- Task directions
Reproduce every line of the material below word for word, without altering any character.

--- START Given data ---

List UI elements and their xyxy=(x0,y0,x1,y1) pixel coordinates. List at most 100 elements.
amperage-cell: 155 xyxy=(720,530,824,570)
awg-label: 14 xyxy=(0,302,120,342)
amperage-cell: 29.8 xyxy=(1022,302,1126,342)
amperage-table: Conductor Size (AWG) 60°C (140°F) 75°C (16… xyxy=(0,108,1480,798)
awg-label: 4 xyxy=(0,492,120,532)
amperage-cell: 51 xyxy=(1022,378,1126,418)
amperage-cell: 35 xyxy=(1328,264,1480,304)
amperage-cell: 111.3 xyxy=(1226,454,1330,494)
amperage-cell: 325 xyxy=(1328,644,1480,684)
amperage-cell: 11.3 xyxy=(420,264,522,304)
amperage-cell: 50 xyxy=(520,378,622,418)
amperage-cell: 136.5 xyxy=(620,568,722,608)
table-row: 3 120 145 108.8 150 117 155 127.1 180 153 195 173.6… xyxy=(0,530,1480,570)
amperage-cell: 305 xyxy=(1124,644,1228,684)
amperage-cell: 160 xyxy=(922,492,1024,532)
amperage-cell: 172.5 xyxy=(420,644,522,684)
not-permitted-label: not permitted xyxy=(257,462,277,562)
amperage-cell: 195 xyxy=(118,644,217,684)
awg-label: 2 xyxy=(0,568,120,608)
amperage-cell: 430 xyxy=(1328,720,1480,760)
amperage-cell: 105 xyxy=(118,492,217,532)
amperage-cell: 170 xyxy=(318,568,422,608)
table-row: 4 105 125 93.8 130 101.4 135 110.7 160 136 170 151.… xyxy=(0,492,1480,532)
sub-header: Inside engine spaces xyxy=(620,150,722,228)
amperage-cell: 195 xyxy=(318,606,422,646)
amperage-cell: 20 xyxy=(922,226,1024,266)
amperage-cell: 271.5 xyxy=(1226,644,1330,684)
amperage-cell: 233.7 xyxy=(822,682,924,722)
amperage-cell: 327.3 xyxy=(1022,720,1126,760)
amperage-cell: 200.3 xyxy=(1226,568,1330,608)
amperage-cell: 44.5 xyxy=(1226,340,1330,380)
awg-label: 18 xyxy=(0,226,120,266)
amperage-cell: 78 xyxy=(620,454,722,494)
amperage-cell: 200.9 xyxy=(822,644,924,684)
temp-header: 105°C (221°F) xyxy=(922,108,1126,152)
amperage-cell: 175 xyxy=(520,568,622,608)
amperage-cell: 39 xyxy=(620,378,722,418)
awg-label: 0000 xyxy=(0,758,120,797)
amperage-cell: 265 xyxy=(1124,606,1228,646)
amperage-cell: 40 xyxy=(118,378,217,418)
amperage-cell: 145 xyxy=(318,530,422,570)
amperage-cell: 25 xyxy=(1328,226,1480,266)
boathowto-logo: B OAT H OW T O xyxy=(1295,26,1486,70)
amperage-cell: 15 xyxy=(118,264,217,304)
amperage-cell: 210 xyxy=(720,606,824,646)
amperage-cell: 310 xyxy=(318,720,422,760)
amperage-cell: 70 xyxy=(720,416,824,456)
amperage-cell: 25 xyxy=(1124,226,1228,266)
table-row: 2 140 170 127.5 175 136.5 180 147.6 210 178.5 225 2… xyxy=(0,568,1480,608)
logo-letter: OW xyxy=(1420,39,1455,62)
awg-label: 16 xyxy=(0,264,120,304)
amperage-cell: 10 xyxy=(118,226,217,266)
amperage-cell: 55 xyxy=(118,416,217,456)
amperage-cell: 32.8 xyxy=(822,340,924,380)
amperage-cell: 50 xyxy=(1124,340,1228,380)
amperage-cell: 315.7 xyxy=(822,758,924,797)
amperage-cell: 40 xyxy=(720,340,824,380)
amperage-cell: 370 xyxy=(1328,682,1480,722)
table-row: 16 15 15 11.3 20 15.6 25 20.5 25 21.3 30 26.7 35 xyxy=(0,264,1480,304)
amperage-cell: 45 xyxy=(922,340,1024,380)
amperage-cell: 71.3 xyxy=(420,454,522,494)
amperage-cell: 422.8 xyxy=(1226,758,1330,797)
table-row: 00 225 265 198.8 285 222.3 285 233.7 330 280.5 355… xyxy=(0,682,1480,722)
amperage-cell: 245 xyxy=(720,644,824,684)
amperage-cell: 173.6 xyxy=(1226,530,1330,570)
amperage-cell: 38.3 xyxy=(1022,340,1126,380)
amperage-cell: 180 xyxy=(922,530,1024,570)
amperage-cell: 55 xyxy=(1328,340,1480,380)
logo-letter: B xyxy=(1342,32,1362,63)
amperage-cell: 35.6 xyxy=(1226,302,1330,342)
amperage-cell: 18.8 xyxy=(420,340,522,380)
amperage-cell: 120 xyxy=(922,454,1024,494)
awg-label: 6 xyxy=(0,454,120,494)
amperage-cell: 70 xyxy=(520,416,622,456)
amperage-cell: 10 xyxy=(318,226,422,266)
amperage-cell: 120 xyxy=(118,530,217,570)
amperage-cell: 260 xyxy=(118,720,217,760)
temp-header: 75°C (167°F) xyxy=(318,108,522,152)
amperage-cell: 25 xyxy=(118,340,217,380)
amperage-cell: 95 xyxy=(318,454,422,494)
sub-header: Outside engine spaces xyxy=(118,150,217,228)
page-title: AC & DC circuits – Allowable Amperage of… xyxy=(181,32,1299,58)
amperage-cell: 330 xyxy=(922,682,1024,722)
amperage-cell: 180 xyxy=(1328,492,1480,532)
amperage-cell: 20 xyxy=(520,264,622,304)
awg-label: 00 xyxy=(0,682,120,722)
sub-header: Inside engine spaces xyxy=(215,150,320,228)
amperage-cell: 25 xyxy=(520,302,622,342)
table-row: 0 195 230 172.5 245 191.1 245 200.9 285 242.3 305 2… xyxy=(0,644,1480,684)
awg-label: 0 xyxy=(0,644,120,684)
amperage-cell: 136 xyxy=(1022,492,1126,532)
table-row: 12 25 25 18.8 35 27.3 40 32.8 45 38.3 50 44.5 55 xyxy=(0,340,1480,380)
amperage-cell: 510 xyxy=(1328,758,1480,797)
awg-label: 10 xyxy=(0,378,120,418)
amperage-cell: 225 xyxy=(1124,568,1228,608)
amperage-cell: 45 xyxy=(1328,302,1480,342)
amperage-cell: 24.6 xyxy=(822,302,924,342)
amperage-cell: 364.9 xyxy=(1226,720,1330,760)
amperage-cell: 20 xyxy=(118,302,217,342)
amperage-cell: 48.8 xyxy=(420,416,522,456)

--- END Given data ---

- Exercise answer
List UI elements and their xyxy=(x0,y0,x1,y1) pixel coordinates. List at most 100 elements.
amperage-cell: 155 xyxy=(720,530,824,570)
awg-label: 14 xyxy=(0,302,120,342)
amperage-cell: 29.8 xyxy=(1022,302,1126,342)
amperage-table: Conductor Size (AWG) 60°C (140°F) 75°C (16… xyxy=(0,108,1480,798)
awg-label: 4 xyxy=(0,492,120,532)
amperage-cell: 51 xyxy=(1022,378,1126,418)
amperage-cell: 35 xyxy=(1328,264,1480,304)
amperage-cell: 111.3 xyxy=(1226,454,1330,494)
amperage-cell: 325 xyxy=(1328,644,1480,684)
amperage-cell: 11.3 xyxy=(420,264,522,304)
amperage-cell: 50 xyxy=(520,378,622,418)
amperage-cell: 136.5 xyxy=(620,568,722,608)
table-row: 3 120 145 108.8 150 117 155 127.1 180 153 195 173.6… xyxy=(0,530,1480,570)
amperage-cell: 305 xyxy=(1124,644,1228,684)
amperage-cell: 160 xyxy=(922,492,1024,532)
amperage-cell: 172.5 xyxy=(420,644,522,684)
not-permitted-label: not permitted xyxy=(257,462,277,562)
amperage-cell: 195 xyxy=(118,644,217,684)
awg-label: 2 xyxy=(0,568,120,608)
amperage-cell: 430 xyxy=(1328,720,1480,760)
amperage-cell: 105 xyxy=(118,492,217,532)
amperage-cell: 170 xyxy=(318,568,422,608)
table-row: 4 105 125 93.8 130 101.4 135 110.7 160 136 170 151.… xyxy=(0,492,1480,532)
sub-header: Inside engine spaces xyxy=(620,150,722,228)
amperage-cell: 195 xyxy=(318,606,422,646)
amperage-cell: 20 xyxy=(922,226,1024,266)
amperage-cell: 271.5 xyxy=(1226,644,1330,684)
amperage-cell: 233.7 xyxy=(822,682,924,722)
amperage-cell: 327.3 xyxy=(1022,720,1126,760)
amperage-cell: 200.3 xyxy=(1226,568,1330,608)
amperage-cell: 44.5 xyxy=(1226,340,1330,380)
awg-label: 18 xyxy=(0,226,120,266)
amperage-cell: 78 xyxy=(620,454,722,494)
amperage-cell: 200.9 xyxy=(822,644,924,684)
temp-header: 105°C (221°F) xyxy=(922,108,1126,152)
amperage-cell: 175 xyxy=(520,568,622,608)
amperage-cell: 39 xyxy=(620,378,722,418)
awg-label: 0000 xyxy=(0,758,120,797)
amperage-cell: 265 xyxy=(1124,606,1228,646)
amperage-cell: 40 xyxy=(118,378,217,418)
amperage-cell: 145 xyxy=(318,530,422,570)
amperage-cell: 25 xyxy=(1328,226,1480,266)
boathowto-logo: B OAT H OW T O xyxy=(1295,26,1486,70)
amperage-cell: 15 xyxy=(118,264,217,304)
amperage-cell: 210 xyxy=(720,606,824,646)
amperage-cell: 310 xyxy=(318,720,422,760)
amperage-cell: 70 xyxy=(720,416,824,456)
amperage-cell: 25 xyxy=(1124,226,1228,266)
table-row: 2 140 170 127.5 175 136.5 180 147.6 210 178.5 225 2… xyxy=(0,568,1480,608)
logo-letter: OW xyxy=(1420,39,1455,62)
awg-label: 16 xyxy=(0,264,120,304)
amperage-cell: 10 xyxy=(118,226,217,266)
amperage-cell: 55 xyxy=(118,416,217,456)
amperage-cell: 32.8 xyxy=(822,340,924,380)
amperage-cell: 50 xyxy=(1124,340,1228,380)
amperage-cell: 315.7 xyxy=(822,758,924,797)
amperage-cell: 40 xyxy=(720,340,824,380)
amperage-cell: 370 xyxy=(1328,682,1480,722)
table-row: 16 15 15 11.3 20 15.6 25 20.5 25 21.3 30 26.7 35 xyxy=(0,264,1480,304)
amperage-cell: 45 xyxy=(922,340,1024,380)
amperage-cell: 71.3 xyxy=(420,454,522,494)
amperage-cell: 422.8 xyxy=(1226,758,1330,797)
table-row: 00 225 265 198.8 285 222.3 285 233.7 330 280.5 355… xyxy=(0,682,1480,722)
amperage-cell: 245 xyxy=(720,644,824,684)
amperage-cell: 173.6 xyxy=(1226,530,1330,570)
amperage-cell: 38.3 xyxy=(1022,340,1126,380)
amperage-cell: 180 xyxy=(922,530,1024,570)
amperage-cell: 55 xyxy=(1328,340,1480,380)
logo-letter: B xyxy=(1342,32,1362,63)
amperage-cell: 35.6 xyxy=(1226,302,1330,342)
amperage-cell: 18.8 xyxy=(420,340,522,380)
amperage-cell: 120 xyxy=(922,454,1024,494)
awg-label: 6 xyxy=(0,454,120,494)
amperage-cell: 70 xyxy=(520,416,622,456)
amperage-cell: 10 xyxy=(318,226,422,266)
amperage-cell: 120 xyxy=(118,530,217,570)
amperage-cell: 260 xyxy=(118,720,217,760)
temp-header: 75°C (167°F) xyxy=(318,108,522,152)
amperage-cell: 25 xyxy=(118,340,217,380)
amperage-cell: 95 xyxy=(318,454,422,494)
sub-header: Outside engine spaces xyxy=(118,150,217,228)
page-title: AC & DC circuits – Allowable Amperage of… xyxy=(181,32,1299,58)
amperage-cell: 330 xyxy=(922,682,1024,722)
amperage-cell: 180 xyxy=(1328,492,1480,532)
amperage-cell: 20 xyxy=(520,264,622,304)
awg-label: 00 xyxy=(0,682,120,722)
sub-header: Inside engine spaces xyxy=(215,150,320,228)
amperage-cell: 25 xyxy=(520,302,622,342)
table-row: 0 195 230 172.5 245 191.1 245 200.9 285 242.3 305 2… xyxy=(0,644,1480,684)
awg-label: 0 xyxy=(0,644,120,684)
amperage-cell: 136 xyxy=(1022,492,1126,532)
table-row: 12 25 25 18.8 35 27.3 40 32.8 45 38.3 50 44.5 55 xyxy=(0,340,1480,380)
amperage-cell: 510 xyxy=(1328,758,1480,797)
awg-label: 10 xyxy=(0,378,120,418)
amperage-cell: 225 xyxy=(1124,568,1228,608)
amperage-cell: 45 xyxy=(1328,302,1480,342)
amperage-cell: 24.6 xyxy=(822,302,924,342)
amperage-cell: 364.9 xyxy=(1226,720,1330,760)
amperage-cell: 20 xyxy=(118,302,217,342)
amperage-cell: 48.8 xyxy=(420,416,522,456)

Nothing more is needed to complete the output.